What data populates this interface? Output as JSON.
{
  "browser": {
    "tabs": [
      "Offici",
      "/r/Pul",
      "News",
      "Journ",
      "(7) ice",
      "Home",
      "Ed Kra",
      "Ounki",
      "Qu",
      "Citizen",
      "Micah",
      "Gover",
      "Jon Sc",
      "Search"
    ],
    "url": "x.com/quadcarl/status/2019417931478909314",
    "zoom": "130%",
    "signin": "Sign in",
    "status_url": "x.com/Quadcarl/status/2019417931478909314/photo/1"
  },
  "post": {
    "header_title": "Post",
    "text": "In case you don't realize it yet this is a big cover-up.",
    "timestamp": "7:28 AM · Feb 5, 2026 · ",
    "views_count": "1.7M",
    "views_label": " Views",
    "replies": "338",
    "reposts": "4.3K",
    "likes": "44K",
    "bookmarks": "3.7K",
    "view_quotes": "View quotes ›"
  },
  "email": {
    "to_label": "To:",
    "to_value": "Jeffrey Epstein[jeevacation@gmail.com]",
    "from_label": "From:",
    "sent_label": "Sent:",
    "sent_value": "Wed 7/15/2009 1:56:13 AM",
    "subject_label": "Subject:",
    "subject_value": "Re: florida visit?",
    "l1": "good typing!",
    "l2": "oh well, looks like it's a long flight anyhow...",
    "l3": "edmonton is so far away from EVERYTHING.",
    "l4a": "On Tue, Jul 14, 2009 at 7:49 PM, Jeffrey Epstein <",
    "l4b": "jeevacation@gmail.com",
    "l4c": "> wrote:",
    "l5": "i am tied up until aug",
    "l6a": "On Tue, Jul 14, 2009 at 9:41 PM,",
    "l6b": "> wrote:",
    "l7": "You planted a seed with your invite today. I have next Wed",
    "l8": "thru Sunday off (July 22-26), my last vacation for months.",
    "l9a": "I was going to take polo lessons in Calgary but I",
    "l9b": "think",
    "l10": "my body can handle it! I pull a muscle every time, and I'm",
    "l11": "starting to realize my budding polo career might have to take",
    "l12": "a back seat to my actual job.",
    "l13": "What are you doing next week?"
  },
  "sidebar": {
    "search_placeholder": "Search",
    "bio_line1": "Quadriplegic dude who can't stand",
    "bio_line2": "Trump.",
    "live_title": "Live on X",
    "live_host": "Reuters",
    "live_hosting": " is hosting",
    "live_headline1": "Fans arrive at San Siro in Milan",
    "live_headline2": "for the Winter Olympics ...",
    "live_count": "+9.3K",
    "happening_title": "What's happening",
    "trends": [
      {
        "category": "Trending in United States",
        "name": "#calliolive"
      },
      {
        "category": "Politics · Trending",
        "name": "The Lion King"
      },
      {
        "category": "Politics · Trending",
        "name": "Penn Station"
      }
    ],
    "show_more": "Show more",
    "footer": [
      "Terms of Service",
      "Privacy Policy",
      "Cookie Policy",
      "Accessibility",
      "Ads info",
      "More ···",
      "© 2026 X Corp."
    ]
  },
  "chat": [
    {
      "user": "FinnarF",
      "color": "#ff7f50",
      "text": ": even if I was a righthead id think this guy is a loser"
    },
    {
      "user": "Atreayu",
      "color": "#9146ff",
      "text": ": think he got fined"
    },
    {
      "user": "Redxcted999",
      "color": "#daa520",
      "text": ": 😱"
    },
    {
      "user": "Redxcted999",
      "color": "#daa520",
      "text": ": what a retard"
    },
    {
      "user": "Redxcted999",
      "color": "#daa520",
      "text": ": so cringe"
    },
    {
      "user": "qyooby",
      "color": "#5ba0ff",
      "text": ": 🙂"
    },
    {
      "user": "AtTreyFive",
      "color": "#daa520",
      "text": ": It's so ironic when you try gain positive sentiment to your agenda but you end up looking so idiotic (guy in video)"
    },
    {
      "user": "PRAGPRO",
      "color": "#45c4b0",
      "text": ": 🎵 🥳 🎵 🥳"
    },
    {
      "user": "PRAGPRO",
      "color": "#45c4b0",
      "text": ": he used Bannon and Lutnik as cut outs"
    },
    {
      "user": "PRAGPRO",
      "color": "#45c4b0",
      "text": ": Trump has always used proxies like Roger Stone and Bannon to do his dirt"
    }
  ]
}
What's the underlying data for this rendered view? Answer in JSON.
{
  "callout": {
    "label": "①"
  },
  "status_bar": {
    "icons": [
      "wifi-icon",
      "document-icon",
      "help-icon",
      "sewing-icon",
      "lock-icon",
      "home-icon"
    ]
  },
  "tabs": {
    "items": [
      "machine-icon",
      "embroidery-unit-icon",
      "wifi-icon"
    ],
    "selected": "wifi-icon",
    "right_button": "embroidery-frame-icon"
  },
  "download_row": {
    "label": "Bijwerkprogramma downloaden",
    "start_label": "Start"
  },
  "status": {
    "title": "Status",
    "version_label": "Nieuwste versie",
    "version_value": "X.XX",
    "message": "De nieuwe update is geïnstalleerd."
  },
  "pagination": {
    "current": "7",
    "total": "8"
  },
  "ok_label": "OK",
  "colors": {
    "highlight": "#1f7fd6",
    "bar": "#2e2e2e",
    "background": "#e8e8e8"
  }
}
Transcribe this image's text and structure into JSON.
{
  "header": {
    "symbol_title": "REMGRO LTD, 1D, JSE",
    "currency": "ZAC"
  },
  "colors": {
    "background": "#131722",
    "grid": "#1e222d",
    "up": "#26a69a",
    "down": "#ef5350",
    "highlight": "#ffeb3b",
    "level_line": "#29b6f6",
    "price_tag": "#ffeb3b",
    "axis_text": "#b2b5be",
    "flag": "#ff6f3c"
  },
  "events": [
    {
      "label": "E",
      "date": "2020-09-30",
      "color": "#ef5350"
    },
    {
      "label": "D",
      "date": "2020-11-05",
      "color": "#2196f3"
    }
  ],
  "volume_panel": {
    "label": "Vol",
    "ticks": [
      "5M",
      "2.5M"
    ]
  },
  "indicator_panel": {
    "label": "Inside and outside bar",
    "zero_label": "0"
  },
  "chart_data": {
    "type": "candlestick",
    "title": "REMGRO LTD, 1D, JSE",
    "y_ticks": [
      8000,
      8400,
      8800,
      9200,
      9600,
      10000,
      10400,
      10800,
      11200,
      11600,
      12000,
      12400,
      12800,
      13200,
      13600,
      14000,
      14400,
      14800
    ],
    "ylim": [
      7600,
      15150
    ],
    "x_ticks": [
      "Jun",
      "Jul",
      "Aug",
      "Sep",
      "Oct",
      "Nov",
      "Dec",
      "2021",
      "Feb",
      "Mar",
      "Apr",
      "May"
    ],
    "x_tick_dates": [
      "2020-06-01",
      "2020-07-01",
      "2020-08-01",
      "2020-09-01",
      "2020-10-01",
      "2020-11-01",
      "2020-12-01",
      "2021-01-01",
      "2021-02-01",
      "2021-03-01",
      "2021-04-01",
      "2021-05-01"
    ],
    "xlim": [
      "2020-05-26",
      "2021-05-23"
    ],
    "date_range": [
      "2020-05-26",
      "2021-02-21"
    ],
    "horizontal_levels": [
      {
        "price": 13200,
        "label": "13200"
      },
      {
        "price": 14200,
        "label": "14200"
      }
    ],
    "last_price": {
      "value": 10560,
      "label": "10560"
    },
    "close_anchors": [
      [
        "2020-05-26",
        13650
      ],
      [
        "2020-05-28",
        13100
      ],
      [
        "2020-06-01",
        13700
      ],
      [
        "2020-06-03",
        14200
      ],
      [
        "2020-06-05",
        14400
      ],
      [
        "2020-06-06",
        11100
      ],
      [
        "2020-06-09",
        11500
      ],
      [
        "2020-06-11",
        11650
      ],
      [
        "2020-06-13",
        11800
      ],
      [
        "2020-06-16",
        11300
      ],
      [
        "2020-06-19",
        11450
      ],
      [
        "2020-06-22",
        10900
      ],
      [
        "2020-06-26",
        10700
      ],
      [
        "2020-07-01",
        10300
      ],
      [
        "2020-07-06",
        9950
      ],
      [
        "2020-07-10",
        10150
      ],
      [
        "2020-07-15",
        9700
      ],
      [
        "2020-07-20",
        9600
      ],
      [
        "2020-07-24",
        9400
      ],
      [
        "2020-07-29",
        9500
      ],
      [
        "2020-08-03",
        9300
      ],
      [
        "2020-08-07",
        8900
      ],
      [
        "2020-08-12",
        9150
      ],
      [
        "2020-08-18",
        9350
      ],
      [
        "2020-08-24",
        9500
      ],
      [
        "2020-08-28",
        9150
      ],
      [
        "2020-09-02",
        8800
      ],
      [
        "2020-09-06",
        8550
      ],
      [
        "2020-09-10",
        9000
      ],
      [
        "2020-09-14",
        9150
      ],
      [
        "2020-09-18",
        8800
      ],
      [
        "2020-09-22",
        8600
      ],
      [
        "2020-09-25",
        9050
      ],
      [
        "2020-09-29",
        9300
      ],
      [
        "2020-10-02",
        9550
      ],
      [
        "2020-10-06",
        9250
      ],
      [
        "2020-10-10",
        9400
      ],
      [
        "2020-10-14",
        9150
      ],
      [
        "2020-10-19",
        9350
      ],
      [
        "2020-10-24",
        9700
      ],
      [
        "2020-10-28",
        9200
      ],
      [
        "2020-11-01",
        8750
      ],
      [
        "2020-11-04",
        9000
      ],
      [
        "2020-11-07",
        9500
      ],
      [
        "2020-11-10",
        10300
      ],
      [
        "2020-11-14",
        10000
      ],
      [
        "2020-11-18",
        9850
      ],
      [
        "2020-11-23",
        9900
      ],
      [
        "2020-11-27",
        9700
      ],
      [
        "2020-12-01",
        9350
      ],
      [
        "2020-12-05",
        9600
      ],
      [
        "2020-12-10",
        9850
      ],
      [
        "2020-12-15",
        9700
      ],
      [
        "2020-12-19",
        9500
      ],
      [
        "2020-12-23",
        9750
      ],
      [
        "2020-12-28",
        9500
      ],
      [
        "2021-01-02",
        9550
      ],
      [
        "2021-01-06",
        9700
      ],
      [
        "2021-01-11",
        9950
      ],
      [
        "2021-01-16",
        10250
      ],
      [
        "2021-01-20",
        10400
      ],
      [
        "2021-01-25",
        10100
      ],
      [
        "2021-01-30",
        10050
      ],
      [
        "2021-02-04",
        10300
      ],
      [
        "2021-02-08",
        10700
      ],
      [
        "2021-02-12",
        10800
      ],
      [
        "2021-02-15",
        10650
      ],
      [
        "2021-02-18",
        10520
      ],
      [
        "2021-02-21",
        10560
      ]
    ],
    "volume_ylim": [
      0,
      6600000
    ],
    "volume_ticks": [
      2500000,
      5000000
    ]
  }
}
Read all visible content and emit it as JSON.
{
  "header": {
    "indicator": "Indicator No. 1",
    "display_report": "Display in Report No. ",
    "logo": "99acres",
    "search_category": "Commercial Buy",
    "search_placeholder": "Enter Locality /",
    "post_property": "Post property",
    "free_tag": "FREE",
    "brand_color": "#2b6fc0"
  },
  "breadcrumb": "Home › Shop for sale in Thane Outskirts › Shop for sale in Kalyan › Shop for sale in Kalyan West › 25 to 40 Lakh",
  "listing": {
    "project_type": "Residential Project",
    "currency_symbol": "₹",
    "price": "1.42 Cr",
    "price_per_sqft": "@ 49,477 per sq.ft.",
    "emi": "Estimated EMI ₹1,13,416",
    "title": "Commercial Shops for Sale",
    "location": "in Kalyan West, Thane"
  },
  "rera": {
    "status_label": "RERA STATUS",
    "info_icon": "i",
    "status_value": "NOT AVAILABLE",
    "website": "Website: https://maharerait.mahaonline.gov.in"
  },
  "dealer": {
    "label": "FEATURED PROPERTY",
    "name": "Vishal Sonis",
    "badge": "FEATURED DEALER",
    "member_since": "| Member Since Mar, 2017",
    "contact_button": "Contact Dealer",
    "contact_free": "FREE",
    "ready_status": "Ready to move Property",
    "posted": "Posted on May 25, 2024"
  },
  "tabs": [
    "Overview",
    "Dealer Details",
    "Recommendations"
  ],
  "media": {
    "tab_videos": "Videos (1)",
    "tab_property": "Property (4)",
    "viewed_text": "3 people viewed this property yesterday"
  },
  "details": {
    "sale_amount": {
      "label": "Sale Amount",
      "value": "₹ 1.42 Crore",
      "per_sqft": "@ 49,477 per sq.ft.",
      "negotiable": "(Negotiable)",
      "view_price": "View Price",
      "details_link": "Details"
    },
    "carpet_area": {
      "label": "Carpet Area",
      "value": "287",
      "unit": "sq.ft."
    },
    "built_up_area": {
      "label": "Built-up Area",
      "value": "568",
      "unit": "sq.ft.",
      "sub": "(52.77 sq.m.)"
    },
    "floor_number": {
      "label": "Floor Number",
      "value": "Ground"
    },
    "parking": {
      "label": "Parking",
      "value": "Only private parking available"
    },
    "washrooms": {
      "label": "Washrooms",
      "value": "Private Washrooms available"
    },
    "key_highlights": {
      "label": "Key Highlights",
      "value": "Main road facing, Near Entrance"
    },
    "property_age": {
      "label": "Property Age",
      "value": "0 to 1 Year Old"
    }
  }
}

#### WHAT YOU ARE ASKED TO DO:
Using the listing above, gather each line that holds the string "Thane" and copy it.

#### EXERCISE SOLUTION:
  "breadcrumb": "Home › Shop for sale in Thane Outskirts › Shop for sale in Kalyan › Shop for sale in Kalyan West › 25 to 40 Lakh",
    "location": "in Kalyan West, Thane"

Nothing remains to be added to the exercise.